▶ SHORT EXERCISE
Count the lines in the items that contain the string "balcony". Treat uppercase and lowercase as different, and reply with the number only.

____ DATA

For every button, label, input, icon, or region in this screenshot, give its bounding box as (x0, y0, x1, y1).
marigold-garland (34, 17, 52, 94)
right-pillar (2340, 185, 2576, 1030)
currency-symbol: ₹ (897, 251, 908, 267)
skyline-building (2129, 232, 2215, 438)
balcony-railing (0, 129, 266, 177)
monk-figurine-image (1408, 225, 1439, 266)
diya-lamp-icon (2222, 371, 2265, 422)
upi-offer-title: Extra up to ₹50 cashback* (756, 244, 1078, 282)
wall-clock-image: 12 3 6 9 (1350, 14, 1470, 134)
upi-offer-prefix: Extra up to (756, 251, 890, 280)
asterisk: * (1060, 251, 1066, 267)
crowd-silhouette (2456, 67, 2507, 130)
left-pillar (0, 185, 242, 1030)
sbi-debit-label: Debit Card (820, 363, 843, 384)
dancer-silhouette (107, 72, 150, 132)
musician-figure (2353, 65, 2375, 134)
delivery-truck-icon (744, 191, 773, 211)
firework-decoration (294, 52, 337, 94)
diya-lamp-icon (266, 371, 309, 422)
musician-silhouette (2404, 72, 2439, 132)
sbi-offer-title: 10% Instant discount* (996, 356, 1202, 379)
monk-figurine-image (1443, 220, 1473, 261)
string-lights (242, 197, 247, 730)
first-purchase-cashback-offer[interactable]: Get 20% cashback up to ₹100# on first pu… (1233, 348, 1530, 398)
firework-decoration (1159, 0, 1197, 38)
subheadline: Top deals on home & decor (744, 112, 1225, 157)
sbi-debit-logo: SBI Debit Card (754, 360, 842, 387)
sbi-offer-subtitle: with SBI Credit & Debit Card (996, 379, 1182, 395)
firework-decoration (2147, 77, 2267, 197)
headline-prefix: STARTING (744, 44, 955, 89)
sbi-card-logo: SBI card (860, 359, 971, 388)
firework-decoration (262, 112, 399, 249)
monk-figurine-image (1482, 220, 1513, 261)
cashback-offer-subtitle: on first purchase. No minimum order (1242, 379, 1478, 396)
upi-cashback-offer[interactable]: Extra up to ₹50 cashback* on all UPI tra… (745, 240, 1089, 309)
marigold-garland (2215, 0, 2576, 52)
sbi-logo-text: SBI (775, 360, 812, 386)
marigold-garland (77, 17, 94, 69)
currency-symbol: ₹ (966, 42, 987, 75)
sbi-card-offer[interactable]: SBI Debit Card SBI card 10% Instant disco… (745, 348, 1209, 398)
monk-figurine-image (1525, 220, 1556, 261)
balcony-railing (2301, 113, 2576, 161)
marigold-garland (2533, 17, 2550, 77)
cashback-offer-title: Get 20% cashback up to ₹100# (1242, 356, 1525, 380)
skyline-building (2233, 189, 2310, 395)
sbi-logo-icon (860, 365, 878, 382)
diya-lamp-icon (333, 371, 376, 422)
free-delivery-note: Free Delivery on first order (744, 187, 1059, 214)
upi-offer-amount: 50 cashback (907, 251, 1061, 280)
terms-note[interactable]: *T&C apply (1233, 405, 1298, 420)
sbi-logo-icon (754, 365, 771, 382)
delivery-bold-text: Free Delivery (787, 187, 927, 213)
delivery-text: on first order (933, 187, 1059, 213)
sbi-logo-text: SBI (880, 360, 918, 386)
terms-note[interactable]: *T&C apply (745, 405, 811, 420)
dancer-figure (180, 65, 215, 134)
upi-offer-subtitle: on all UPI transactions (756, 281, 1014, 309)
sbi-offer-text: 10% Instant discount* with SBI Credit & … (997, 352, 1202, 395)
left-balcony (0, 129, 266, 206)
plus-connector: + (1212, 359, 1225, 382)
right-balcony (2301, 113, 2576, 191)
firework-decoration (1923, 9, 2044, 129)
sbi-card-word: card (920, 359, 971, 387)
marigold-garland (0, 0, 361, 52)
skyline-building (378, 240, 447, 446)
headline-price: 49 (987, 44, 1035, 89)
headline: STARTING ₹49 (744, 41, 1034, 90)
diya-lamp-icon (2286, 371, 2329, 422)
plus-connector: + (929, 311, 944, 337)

________
____ DATA

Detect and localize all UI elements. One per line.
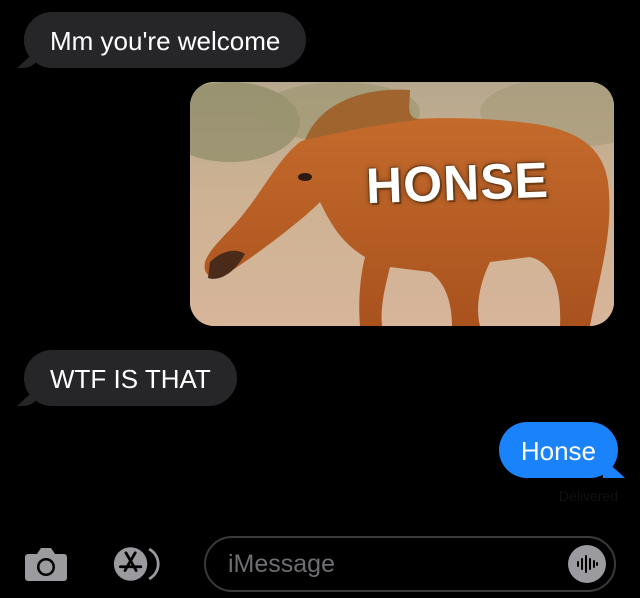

________

▶ ANSWER TO THIS EXERCISE
4